AVAILABLE DATA:
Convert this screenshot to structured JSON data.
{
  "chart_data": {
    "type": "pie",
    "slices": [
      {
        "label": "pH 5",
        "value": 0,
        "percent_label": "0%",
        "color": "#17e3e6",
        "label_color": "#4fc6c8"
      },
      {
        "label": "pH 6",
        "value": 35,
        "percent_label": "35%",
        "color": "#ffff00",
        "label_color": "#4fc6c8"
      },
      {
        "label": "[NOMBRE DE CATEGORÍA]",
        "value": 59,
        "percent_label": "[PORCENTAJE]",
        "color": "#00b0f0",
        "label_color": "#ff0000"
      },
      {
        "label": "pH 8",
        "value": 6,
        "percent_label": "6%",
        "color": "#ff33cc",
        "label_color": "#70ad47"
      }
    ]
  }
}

AIM OF THE TASK: Send back every record, precisely as written.

SOLVED PROBLEM:
Convert this screenshot to structured JSON data.
{
  "chart_data": {
    "type": "pie",
    "slices": [
      {
        "label": "pH 5",
        "value": 0,
        "percent_label": "0%",
        "color": "#17e3e6",
        "label_color": "#4fc6c8"
      },
      {
        "label": "pH 6",
        "value": 35,
        "percent_label": "35%",
        "color": "#ffff00",
        "label_color": "#4fc6c8"
      },
      {
        "label": "[NOMBRE DE CATEGORÍA]",
        "value": 59,
        "percent_label": "[PORCENTAJE]",
        "color": "#00b0f0",
        "label_color": "#ff0000"
      },
      {
        "label": "pH 8",
        "value": 6,
        "percent_label": "6%",
        "color": "#ff33cc",
        "label_color": "#70ad47"
      }
    ]
  }
}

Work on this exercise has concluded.